- **Selected extract**
Galadriel55 09-05-2013 08:47 AM

Is the password Galmod?

Pervinca Took 09-05-2013 11:50 AM

Quote:

Originally Posted by Galadriel55 (Post 686374)
Is the password Galmod?

Yes.

G: He’s expanding, or so ’tis said.
ANGELICA (BAGGINS): Hobbit known for decorative candy?
LEGOLAS: The French purposes (if slightly mixed) reveal him.
M: Shrub loses sleeping disorder to reveal a deceiver.
OLWE: Teutonic lion disturbed among the Teleri.
DADDY TWOFOOT: Paternal biped.

Mithalwen 09-07-2013 02:35 PM

In which casee is 1 Gròin father of Glóin father of Gimli

Galadriel55 09-07-2013 04:20 PM

Now we just have to think of a shrub that contains "insomnia"...

Pervinca Took 09-07-2013 04:48 PM

GROIN: He’s expanding, or so ’tis said.
ANGELICA (BAGGINS): Hobbit known for decorative candy?
LEGOLAS: The French purposes (if slightly mixed) reveal him.
M: Shrub loses sleeping disorder to reveal a deceiver.
OLWE: Teutonic lion disturbed among the Teleri.
DADDY TWOFOOT: Paternal biped.

- **Brief 1**
Return the record lines from the one containing "menu-settings[interactable]: Settings xyxy=(260,23,293,33)" down to the one containing "tree-item[interactable]: Best Panoramic", with both of those lines included.
The forum thread and the records that follow it have no connection to each other.

- **Entries**
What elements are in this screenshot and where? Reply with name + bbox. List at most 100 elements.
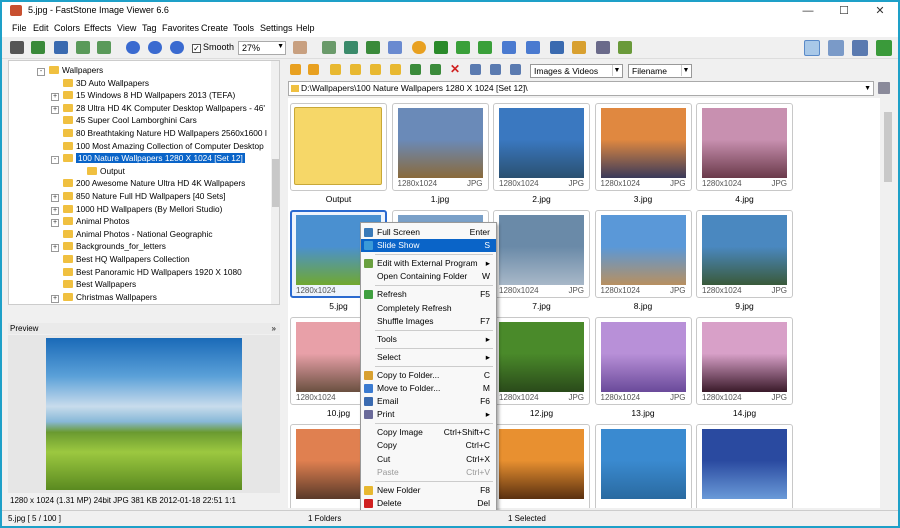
menu-settings[interactable]: Settings xyxy=(260,23,293,33)
thumbnail-item[interactable]: 1280x1024 JPG 1.jpg xyxy=(391,103,489,207)
expand-icon[interactable]: + xyxy=(51,244,59,253)
copy-folder-icon[interactable] xyxy=(572,41,586,54)
expand-icon[interactable]: + xyxy=(51,219,59,228)
tree-item[interactable]: 80 Breathtaking Nature HD Wallpapers 256… xyxy=(51,127,267,139)
menu-help[interactable]: Help xyxy=(296,23,315,33)
chevron-down-icon[interactable]: ▼ xyxy=(864,82,871,95)
print-icon[interactable] xyxy=(596,41,610,54)
context-menu-item[interactable]: Completely Refresh xyxy=(361,302,496,315)
context-menu-item[interactable]: Copy to Folder... C xyxy=(361,369,496,382)
new-folder-icon[interactable] xyxy=(370,64,381,75)
email-icon[interactable] xyxy=(550,41,564,54)
rotate-left-icon[interactable] xyxy=(456,41,470,54)
move-to-icon[interactable] xyxy=(410,64,421,75)
expand-icon[interactable]: + xyxy=(51,105,59,114)
context-menu-item[interactable]: Full Screen Enter xyxy=(361,226,496,239)
canvas-icon[interactable] xyxy=(366,41,380,54)
thumbnail-item[interactable]: 1280x1024 JPG 3.jpg xyxy=(594,103,692,207)
context-menu-item[interactable]: Delete Del xyxy=(361,497,496,510)
grid-scroll-thumb[interactable] xyxy=(884,112,892,182)
zoom-in-icon[interactable] xyxy=(126,41,140,54)
context-menu-item[interactable]: Shuffle Images F7 xyxy=(361,315,496,328)
tree-item[interactable]: 45 Super Cool Lamborghini Cars xyxy=(51,114,197,126)
prev-image-icon[interactable] xyxy=(76,41,90,54)
expand-icon[interactable]: + xyxy=(51,93,59,102)
thumbnail-item[interactable]: 1280x1024 JPG 7.jpg xyxy=(493,210,590,314)
details-icon[interactable] xyxy=(490,64,501,75)
context-menu-item[interactable]: Email F6 xyxy=(361,395,496,408)
tree-item[interactable]: 3D Auto Wallpapers xyxy=(51,77,149,89)
tree-item[interactable]: Best Panoramic HD Wallpapers 1920 X 1080 xyxy=(51,266,242,278)
path-input[interactable]: D:\Wallpapers\100 Nature Wallpapers 1280… xyxy=(288,81,874,96)
tree-item[interactable]: +850 Nature Full HD Wallpapers [40 Sets] xyxy=(51,190,226,202)
thumbnail-item[interactable] xyxy=(493,424,590,508)
tree-item[interactable]: +1000 HD Wallpapers (By Mellori Studio) xyxy=(51,203,222,215)
thumbnail-item[interactable]: 1280x1024 JPG 12.jpg xyxy=(493,317,590,421)
tree-item[interactable]: Best HQ Wallpapers Collection xyxy=(51,253,190,265)
context-menu-item[interactable]: Open Containing Folder W xyxy=(361,270,496,283)
menu-edit[interactable]: Edit xyxy=(33,23,49,33)
expand-icon[interactable]: + xyxy=(51,294,59,303)
next-image-icon[interactable] xyxy=(97,41,111,54)
thumbnail-item[interactable]: 1280x1024 JPG 13.jpg xyxy=(594,317,692,421)
tree-scroll-thumb[interactable] xyxy=(272,159,279,207)
grid-scrollbar[interactable] xyxy=(882,98,894,508)
tree-scrollbar[interactable] xyxy=(271,61,279,304)
tree-item[interactable]: 100 Most Amazing Collection of Computer … xyxy=(51,140,264,152)
up-folder-icon[interactable] xyxy=(330,64,341,75)
menu-file[interactable]: File xyxy=(12,23,27,33)
context-menu-item[interactable]: Copy Ctrl+C xyxy=(361,439,496,452)
hand-tool-icon[interactable] xyxy=(293,41,307,54)
collapse-icon[interactable]: » xyxy=(272,323,276,334)
menu-colors[interactable]: Colors xyxy=(54,23,80,33)
compare-icon[interactable] xyxy=(502,41,516,54)
menu-create[interactable]: Create xyxy=(201,23,228,33)
context-menu-item[interactable]: Cut Ctrl+X xyxy=(361,453,496,466)
tree-item[interactable]: +28 Ultra HD 4K Computer Desktop Wallpap… xyxy=(51,102,265,114)
tree-item[interactable]: +15 Windows 8 HD Wallpapers 2013 (TEFA) xyxy=(51,89,235,102)
crop-icon[interactable] xyxy=(322,41,336,54)
thumbnail-item[interactable]: 1280x1024 JPG 2.jpg xyxy=(493,103,590,207)
thumbnail-item[interactable]: 1280x1024 JPG 4.jpg xyxy=(696,103,793,207)
filter-select[interactable]: Images & Videos ▼ xyxy=(530,64,623,78)
view-full-icon[interactable] xyxy=(852,40,868,56)
camera-icon[interactable] xyxy=(10,41,24,54)
menu-effects[interactable]: Effects xyxy=(84,23,111,33)
favorite-icon[interactable] xyxy=(350,64,361,75)
rotate-icon[interactable] xyxy=(388,41,402,54)
context-menu-item[interactable]: Copy Image Ctrl+Shift+C xyxy=(361,426,496,439)
context-menu-item[interactable]: Select ▸ xyxy=(361,351,496,364)
context-menu-item[interactable]: Print ▸ xyxy=(361,408,496,421)
tree-item[interactable]: 200 Awesome Nature Ultra HD 4K Wallpaper… xyxy=(51,177,245,189)
thumb-size-icon[interactable] xyxy=(510,64,521,75)
context-menu-item[interactable]: Paste Ctrl+V xyxy=(361,466,496,479)
rotate-right-icon[interactable] xyxy=(478,41,492,54)
context-menu-item[interactable]: Slide Show S xyxy=(361,239,496,253)
sort-select[interactable]: Filename ▼ xyxy=(628,64,692,78)
thumbnail-item[interactable]: Output xyxy=(290,103,387,207)
expand-icon[interactable]: + xyxy=(51,206,59,215)
tree-item[interactable]: - Wallpapers xyxy=(37,64,103,76)
back-icon[interactable] xyxy=(290,64,301,75)
maximize-button[interactable]: ☐ xyxy=(826,2,862,20)
delete-icon[interactable]: ✕ xyxy=(450,63,461,75)
menu-favorites[interactable]: Favorites xyxy=(162,23,199,33)
tree-item[interactable]: Best Wallpapers xyxy=(51,278,136,290)
context-menu-item[interactable]: Move to Folder... M xyxy=(361,382,496,395)
context-menu-item[interactable]: New Folder F8 xyxy=(361,484,496,497)
thumbnail-item[interactable]: 1280x1024 JPG 14.jpg xyxy=(696,317,793,421)
tree-item[interactable]: Animal Photos - National Geographic xyxy=(51,228,213,240)
minimize-button[interactable]: — xyxy=(790,2,826,20)
zoom-select[interactable]: 27% ▼ xyxy=(238,41,286,55)
tree-item[interactable]: + Animal Photos xyxy=(51,215,130,228)
settings-icon[interactable] xyxy=(618,41,632,54)
view-thumbnails-icon[interactable] xyxy=(804,40,820,56)
tree-item[interactable]: - 100 Nature Wallpapers 1280 X 1024 [Set … xyxy=(51,152,245,165)
thumbnail-item[interactable] xyxy=(594,424,692,508)
forward-icon[interactable] xyxy=(308,64,319,75)
expand-icon[interactable]: - xyxy=(37,68,45,76)
thumbnail-item[interactable]: 1280x1024 JPG 9.jpg xyxy=(696,210,793,314)
view-preview-icon[interactable] xyxy=(828,40,844,56)
copy-to-icon[interactable] xyxy=(390,64,401,75)
close-button[interactable]: ✕ xyxy=(862,2,898,20)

- **Brief 2**
Write the next part of the forum thread of Tolkien name riddles, picking up after its final post.

- **Final answer 1**
menu-settings[interactable]: Settings xyxy=(260,23,293,33)
thumbnail-item[interactable]: 1280x1024 JPG 1.jpg xyxy=(391,103,489,207)
expand-icon[interactable]: + xyxy=(51,244,59,253)
copy-folder-icon[interactable] xyxy=(572,41,586,54)
expand-icon[interactable]: + xyxy=(51,219,59,228)
tree-item[interactable]: 80 Breathtaking Nature HD Wallpapers 256… xyxy=(51,127,267,139)
menu-help[interactable]: Help xyxy=(296,23,315,33)
chevron-down-icon[interactable]: ▼ xyxy=(864,82,871,95)
print-icon[interactable] xyxy=(596,41,610,54)
context-menu-item[interactable]: Completely Refresh xyxy=(361,302,496,315)
context-menu-item[interactable]: Copy to Folder... C xyxy=(361,369,496,382)
new-folder-icon[interactable] xyxy=(370,64,381,75)
email-icon[interactable] xyxy=(550,41,564,54)
rotate-left-icon[interactable] xyxy=(456,41,470,54)
move-to-icon[interactable] xyxy=(410,64,421,75)
expand-icon[interactable]: + xyxy=(51,105,59,114)
context-menu-item[interactable]: Full Screen Enter xyxy=(361,226,496,239)
canvas-icon[interactable] xyxy=(366,41,380,54)
thumbnail-item[interactable]: 1280x1024 JPG 3.jpg xyxy=(594,103,692,207)
context-menu-item[interactable]: Delete Del xyxy=(361,497,496,510)
grid-scroll-thumb[interactable] xyxy=(884,112,892,182)
zoom-in-icon[interactable] xyxy=(126,41,140,54)
context-menu-item[interactable]: Shuffle Images F7 xyxy=(361,315,496,328)
tree-item[interactable]: 45 Super Cool Lamborghini Cars xyxy=(51,114,197,126)
prev-image-icon[interactable] xyxy=(76,41,90,54)
expand-icon[interactable]: + xyxy=(51,93,59,102)
thumbnail-item[interactable]: 1280x1024 JPG 7.jpg xyxy=(493,210,590,314)
details-icon[interactable] xyxy=(490,64,501,75)
context-menu-item[interactable]: Email F6 xyxy=(361,395,496,408)
tree-item[interactable]: 3D Auto Wallpapers xyxy=(51,77,149,89)
tree-item[interactable]: Best Panoramic HD Wallpapers 1920 X 1080 xyxy=(51,266,242,278)

- **Final answer 2**
The remaining clue is probably the hardest, but not that hard.

Mithalwen 09-08-2013 02:43 AM

Or apnœa

Galadriel55 09-08-2013 08:18 AM

Or it could be that "shrub" looses "sleeping", disordered/scrambled. But I still can't find the right shrub or the right sleep - unless the shrub is called "sleeping ___". Apparently there is one called sleeping beauty, but beauty is a pretty hard word to scramble.

Mithalwen 09-08-2013 08:32 AM

I tried working backwards assuming that deceiver is the straight clue and nearly got Maeglin out of magnolia...whomelse Melkor? Morgoth?

Pervinca Took 09-08-2013 09:29 AM

Try googling for an abbreviation of a sleeping disorder.

Mithalwen 09-08-2013 11:52 AM

Ninety eight sets of initials later...

mim? MImosa less osa which is obstructive sleep apnoea

Galadriel55 09-08-2013 12:21 PM

Quote:

Originally Posted by Mithalwen (Post 686417)
Ninety eight sets of initials later...

Half of which aren't even related to sleep... But great job, Mith! The 98 "related terms" were certainly a daunting task...

Pervinca Took 09-09-2013 01:05 AM

Quote:

Originally Posted by Galadriel55 (Post 686419)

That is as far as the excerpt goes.